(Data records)
────────────────
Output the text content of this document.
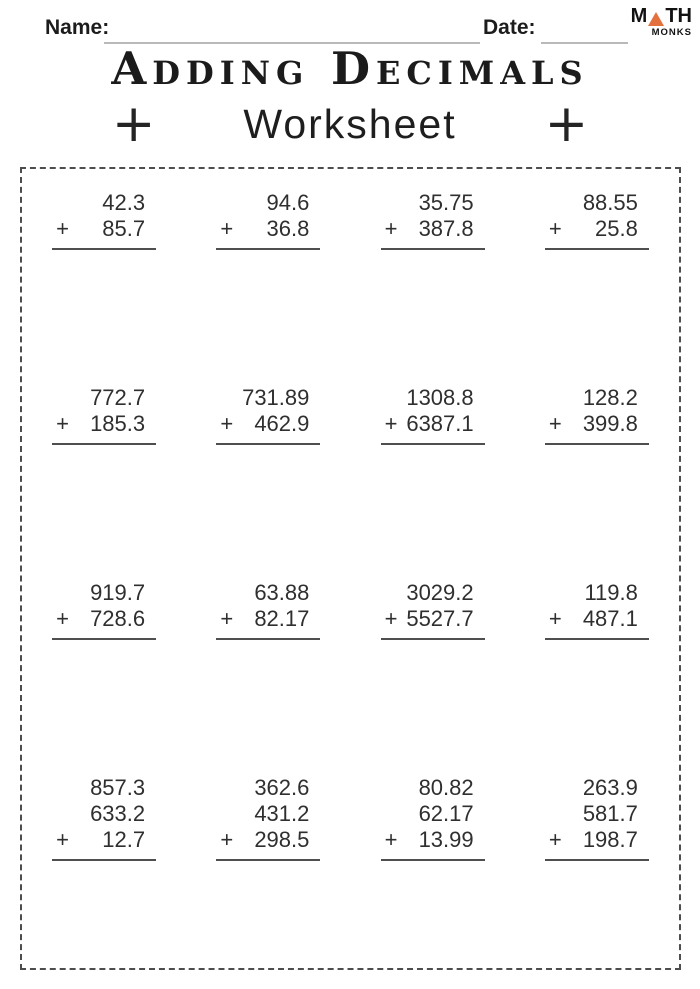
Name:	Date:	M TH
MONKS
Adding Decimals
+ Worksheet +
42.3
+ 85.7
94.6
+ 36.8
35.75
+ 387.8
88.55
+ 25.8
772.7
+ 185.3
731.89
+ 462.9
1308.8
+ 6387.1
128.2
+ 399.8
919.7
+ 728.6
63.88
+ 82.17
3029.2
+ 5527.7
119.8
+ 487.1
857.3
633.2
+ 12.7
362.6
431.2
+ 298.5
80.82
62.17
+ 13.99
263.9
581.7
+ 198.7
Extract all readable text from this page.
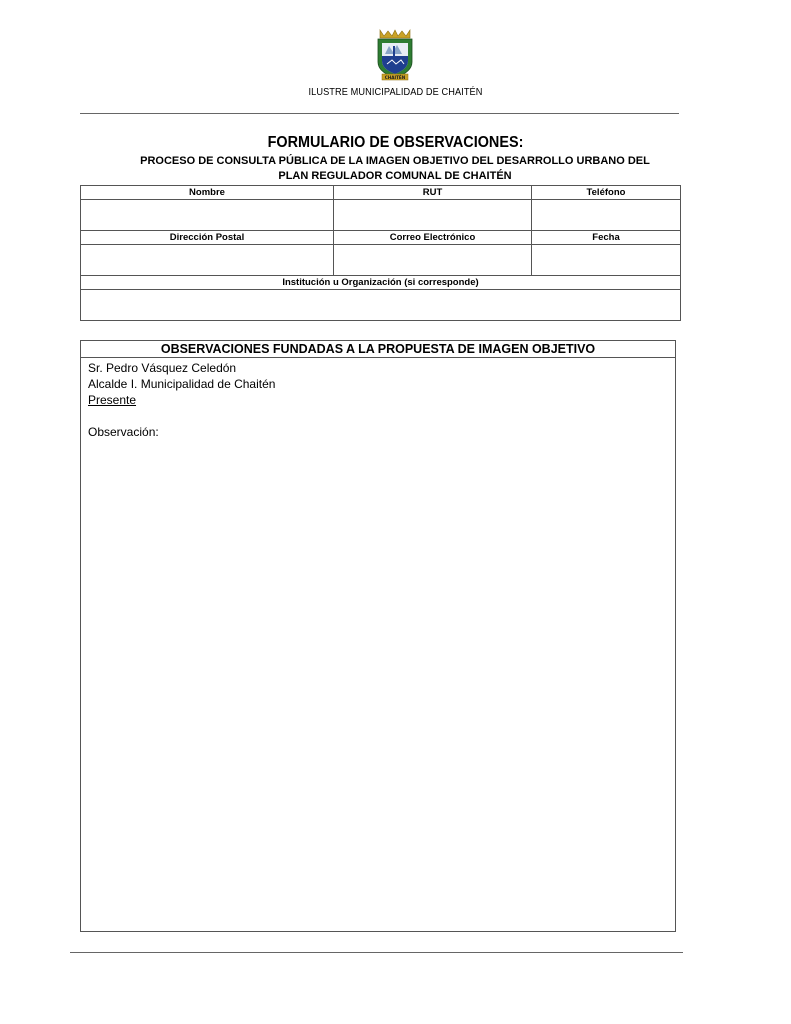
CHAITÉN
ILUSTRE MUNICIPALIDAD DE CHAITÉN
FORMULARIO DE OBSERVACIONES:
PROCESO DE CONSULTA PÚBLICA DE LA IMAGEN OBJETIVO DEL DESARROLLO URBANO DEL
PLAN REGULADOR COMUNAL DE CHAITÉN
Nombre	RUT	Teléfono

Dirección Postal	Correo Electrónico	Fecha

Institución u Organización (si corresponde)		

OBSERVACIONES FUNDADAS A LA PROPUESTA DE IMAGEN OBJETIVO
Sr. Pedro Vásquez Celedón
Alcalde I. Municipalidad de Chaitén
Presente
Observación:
────────────────
→ **THE REQUEST**
Make an exact copy of the records shown above, without the pictures.

→ **TASK SOLUTION**
Output the text content of this document.
Name:	Date:	M TH
MONKS
Adding Decimals
+ Worksheet +
42.3
+ 85.7
94.6
+ 36.8
35.75
+ 387.8
88.55
+ 25.8
772.7
+ 185.3
731.89
+ 462.9
1308.8
+ 6387.1
128.2
+ 399.8
919.7
+ 728.6
63.88
+ 82.17
3029.2
+ 5527.7
119.8
+ 487.1
857.3
633.2
+ 12.7
362.6
431.2
+ 298.5
80.82
62.17
+ 13.99
263.9
581.7
+ 198.7
Extract all readable text from this page.
CHAITÉN
ILUSTRE MUNICIPALIDAD DE CHAITÉN
FORMULARIO DE OBSERVACIONES:
PROCESO DE CONSULTA PÚBLICA DE LA IMAGEN OBJETIVO DEL DESARROLLO URBANO DEL
PLAN REGULADOR COMUNAL DE CHAITÉN
Nombre	RUT	Teléfono

Dirección Postal	Correo Electrónico	Fecha

Institución u Organización (si corresponde)		

OBSERVACIONES FUNDADAS A LA PROPUESTA DE IMAGEN OBJETIVO
Sr. Pedro Vásquez Celedón
Alcalde I. Municipalidad de Chaitén
Presente
Observación:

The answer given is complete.